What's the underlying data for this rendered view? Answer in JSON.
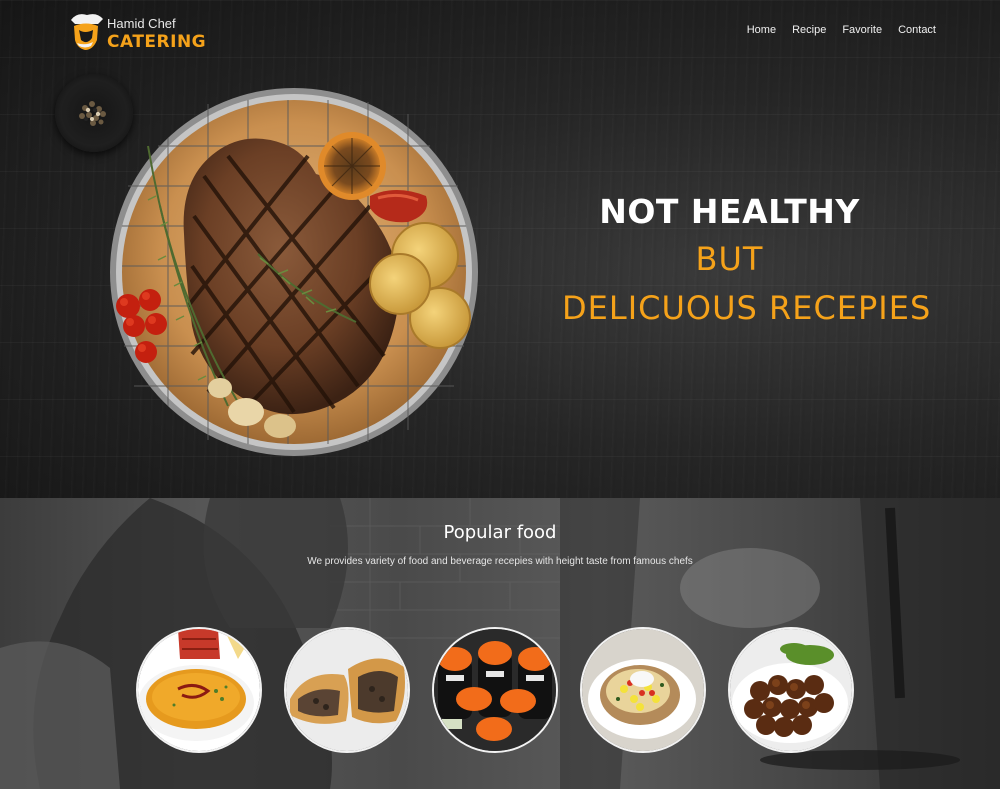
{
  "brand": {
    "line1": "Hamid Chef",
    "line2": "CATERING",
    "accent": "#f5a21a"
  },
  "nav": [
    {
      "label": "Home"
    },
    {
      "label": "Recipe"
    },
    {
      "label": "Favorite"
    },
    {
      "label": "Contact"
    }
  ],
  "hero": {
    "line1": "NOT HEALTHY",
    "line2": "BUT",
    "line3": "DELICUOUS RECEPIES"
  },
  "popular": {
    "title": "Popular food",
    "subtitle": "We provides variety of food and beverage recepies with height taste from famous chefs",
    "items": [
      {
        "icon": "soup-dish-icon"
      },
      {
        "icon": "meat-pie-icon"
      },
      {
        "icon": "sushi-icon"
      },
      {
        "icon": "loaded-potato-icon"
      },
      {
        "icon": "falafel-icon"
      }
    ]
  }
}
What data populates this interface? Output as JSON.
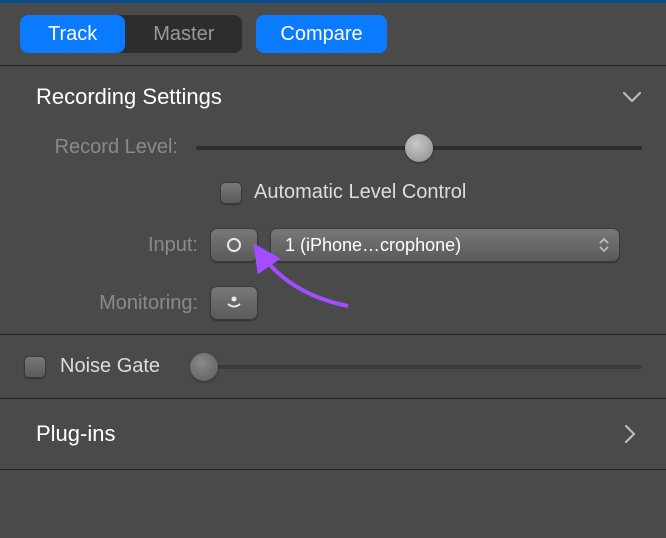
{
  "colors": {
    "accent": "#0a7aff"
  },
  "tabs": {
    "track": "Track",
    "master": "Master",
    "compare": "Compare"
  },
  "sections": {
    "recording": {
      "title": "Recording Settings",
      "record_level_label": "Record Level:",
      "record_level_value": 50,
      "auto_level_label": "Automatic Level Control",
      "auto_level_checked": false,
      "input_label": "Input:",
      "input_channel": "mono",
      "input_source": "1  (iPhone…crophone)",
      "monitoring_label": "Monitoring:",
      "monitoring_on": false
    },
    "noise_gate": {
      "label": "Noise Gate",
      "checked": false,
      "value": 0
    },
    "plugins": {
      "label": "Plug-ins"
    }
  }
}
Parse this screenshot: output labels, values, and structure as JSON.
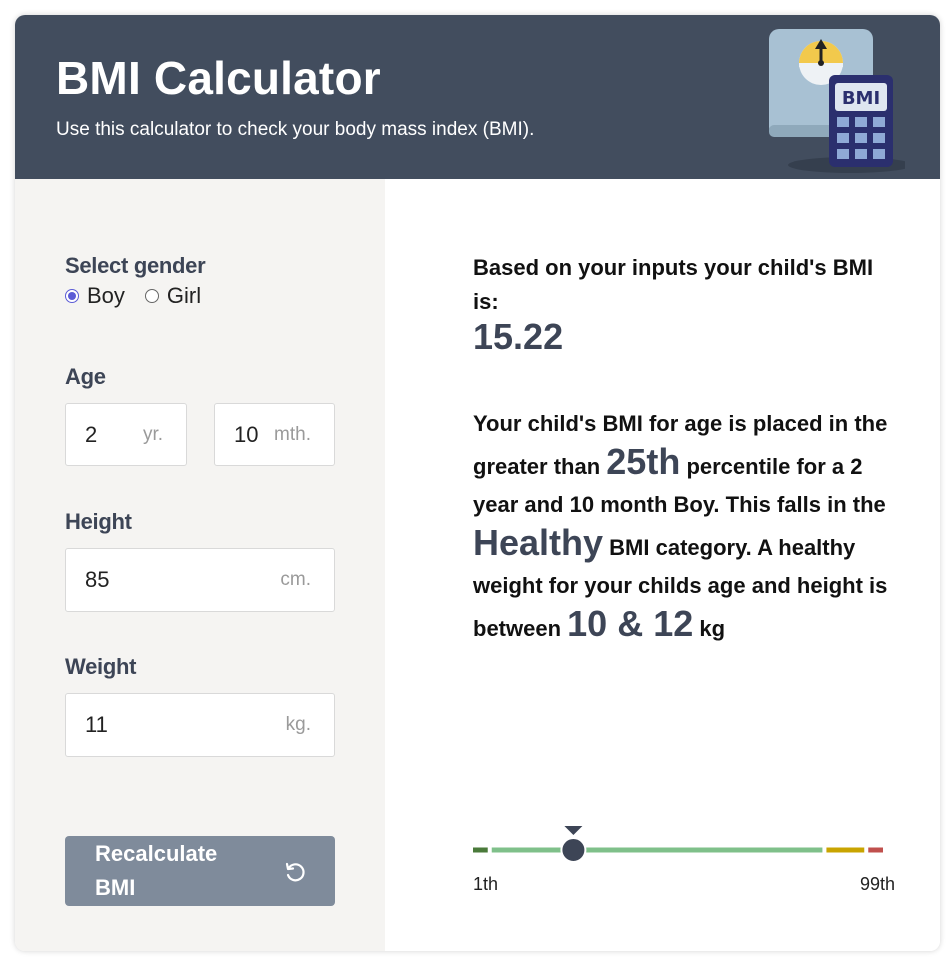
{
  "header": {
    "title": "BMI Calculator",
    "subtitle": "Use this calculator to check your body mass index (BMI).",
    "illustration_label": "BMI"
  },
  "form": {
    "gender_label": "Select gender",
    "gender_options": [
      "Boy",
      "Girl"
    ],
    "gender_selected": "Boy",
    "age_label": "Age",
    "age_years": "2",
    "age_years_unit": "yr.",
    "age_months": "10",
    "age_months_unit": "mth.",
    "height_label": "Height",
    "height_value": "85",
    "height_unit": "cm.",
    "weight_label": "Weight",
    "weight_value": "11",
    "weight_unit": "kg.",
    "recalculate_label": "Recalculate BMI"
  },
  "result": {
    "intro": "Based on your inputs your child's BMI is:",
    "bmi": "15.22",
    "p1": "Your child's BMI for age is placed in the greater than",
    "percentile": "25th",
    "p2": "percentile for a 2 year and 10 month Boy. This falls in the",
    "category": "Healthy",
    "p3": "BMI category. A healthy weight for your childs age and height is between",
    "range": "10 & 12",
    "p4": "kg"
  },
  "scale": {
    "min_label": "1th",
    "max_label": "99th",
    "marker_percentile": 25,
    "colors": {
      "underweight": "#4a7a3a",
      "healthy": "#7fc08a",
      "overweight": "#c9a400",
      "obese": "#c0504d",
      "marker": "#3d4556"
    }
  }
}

...

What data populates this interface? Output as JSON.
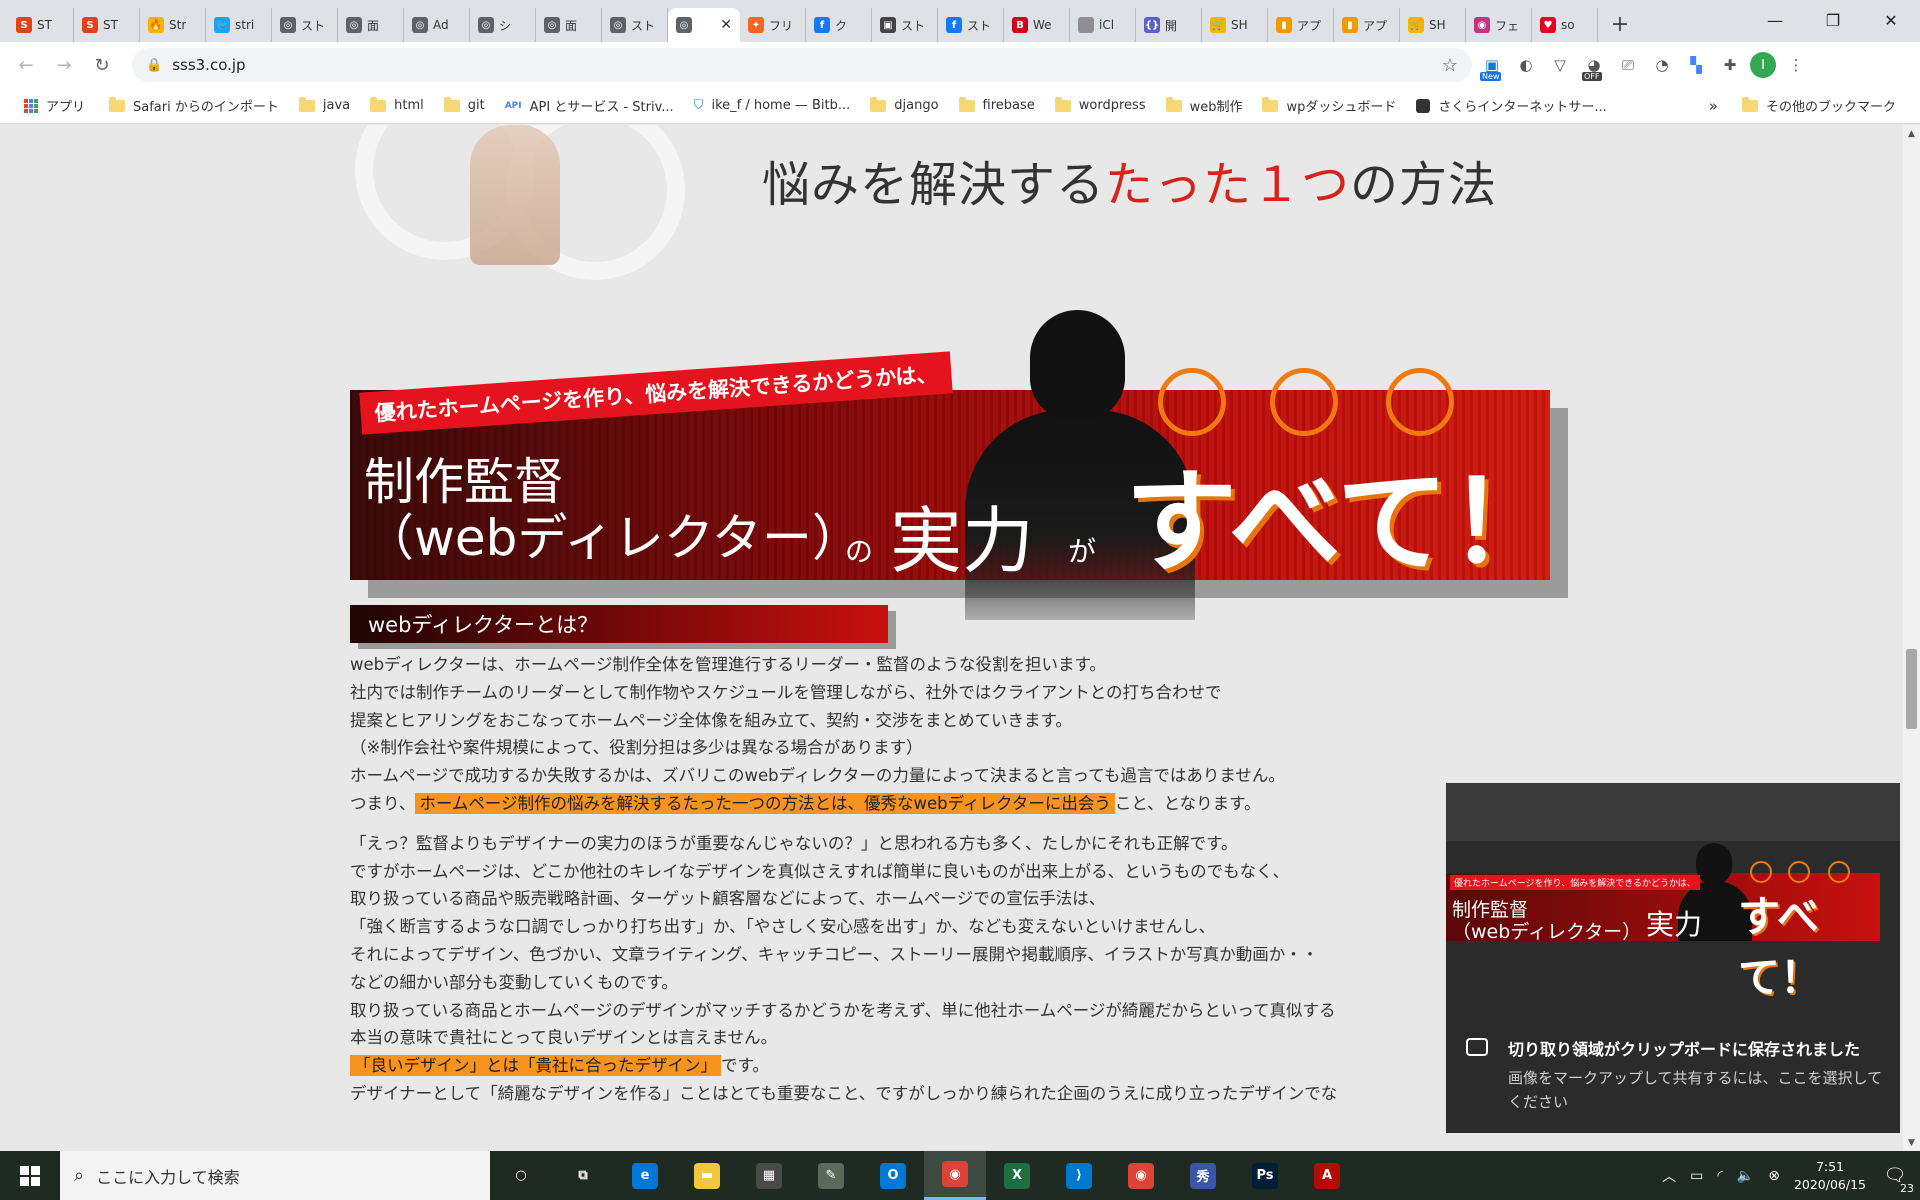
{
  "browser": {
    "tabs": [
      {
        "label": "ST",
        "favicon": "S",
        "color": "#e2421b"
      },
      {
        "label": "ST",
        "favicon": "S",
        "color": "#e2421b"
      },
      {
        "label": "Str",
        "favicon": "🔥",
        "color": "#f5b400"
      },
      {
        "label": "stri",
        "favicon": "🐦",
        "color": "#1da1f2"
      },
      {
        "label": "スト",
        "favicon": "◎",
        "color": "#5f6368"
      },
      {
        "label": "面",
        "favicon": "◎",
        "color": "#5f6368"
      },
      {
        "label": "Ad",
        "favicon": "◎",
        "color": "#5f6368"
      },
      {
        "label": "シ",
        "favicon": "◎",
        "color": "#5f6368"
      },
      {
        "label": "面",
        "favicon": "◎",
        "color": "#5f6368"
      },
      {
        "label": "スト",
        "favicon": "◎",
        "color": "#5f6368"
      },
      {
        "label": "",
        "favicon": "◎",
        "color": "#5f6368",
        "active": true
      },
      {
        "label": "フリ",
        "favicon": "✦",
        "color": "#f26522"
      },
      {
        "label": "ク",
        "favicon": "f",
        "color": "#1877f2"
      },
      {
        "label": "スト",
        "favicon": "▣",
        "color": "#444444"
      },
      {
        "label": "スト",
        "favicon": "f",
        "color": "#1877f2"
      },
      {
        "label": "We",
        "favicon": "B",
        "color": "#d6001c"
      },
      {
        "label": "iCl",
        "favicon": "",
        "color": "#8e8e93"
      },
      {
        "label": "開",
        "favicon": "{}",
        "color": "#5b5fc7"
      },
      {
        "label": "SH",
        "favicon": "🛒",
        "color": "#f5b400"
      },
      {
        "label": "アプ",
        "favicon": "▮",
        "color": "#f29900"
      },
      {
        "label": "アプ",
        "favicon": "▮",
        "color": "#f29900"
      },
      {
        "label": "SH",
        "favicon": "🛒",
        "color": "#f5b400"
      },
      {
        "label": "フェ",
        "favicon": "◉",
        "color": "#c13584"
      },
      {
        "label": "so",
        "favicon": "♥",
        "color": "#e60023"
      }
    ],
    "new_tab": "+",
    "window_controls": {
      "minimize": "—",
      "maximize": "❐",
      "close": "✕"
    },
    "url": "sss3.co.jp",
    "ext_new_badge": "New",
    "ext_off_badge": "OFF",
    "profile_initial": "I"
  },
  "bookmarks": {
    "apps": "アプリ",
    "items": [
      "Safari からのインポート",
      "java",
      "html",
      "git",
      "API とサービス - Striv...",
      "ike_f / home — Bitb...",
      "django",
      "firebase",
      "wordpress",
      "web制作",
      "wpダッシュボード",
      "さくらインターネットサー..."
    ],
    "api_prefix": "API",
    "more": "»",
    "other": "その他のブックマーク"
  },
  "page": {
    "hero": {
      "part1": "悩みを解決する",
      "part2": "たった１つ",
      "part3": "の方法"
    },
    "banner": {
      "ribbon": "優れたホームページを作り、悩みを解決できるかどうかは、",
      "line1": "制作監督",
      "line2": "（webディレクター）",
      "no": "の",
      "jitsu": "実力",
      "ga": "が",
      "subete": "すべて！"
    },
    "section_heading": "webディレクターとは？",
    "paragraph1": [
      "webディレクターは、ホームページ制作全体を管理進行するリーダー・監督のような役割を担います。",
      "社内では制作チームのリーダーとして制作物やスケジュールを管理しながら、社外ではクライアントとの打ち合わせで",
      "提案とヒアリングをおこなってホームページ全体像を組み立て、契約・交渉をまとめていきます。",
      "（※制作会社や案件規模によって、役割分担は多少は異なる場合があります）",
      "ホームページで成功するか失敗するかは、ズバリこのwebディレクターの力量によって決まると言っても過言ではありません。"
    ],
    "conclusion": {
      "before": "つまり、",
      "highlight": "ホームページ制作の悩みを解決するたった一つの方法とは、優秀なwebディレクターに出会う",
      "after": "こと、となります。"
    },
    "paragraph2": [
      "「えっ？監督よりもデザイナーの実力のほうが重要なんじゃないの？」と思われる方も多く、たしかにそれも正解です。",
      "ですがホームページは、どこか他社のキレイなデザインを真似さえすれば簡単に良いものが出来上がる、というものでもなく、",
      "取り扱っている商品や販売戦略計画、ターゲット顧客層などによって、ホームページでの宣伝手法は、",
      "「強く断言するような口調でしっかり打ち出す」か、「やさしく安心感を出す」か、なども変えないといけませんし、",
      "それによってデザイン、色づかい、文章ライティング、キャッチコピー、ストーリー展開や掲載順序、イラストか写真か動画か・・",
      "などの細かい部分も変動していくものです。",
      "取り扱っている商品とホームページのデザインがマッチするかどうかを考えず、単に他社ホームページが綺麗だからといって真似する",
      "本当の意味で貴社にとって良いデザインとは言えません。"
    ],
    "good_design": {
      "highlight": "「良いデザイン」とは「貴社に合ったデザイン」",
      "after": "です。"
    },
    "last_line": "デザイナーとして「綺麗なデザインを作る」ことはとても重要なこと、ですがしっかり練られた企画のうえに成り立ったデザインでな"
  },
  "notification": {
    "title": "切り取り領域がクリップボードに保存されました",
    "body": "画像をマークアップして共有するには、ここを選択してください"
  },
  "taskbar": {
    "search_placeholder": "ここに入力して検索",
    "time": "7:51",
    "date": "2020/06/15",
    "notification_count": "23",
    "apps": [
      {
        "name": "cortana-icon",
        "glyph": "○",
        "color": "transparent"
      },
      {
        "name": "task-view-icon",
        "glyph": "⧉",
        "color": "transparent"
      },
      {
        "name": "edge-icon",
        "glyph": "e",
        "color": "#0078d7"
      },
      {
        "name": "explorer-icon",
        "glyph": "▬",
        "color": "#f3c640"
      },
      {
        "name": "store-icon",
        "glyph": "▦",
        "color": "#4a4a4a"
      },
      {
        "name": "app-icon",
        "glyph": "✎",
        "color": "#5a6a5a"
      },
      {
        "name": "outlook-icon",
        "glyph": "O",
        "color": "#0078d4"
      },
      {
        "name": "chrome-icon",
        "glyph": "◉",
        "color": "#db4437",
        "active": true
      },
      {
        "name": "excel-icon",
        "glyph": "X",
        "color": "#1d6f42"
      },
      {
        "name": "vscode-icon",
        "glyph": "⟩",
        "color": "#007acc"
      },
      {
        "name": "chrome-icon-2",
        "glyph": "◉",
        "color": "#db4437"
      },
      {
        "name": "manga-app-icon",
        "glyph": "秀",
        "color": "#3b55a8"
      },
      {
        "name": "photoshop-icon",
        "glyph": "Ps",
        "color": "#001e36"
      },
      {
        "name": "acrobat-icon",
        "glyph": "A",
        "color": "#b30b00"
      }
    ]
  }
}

## THE TASK
From the listing above, pick out every line containing "body".

## EXERCISE OUTPUT
    "subtitle": "Use this calculator to check your body mass index (BMI).",
    "body": "画像をマークアップして共有するには、ここを選択してください"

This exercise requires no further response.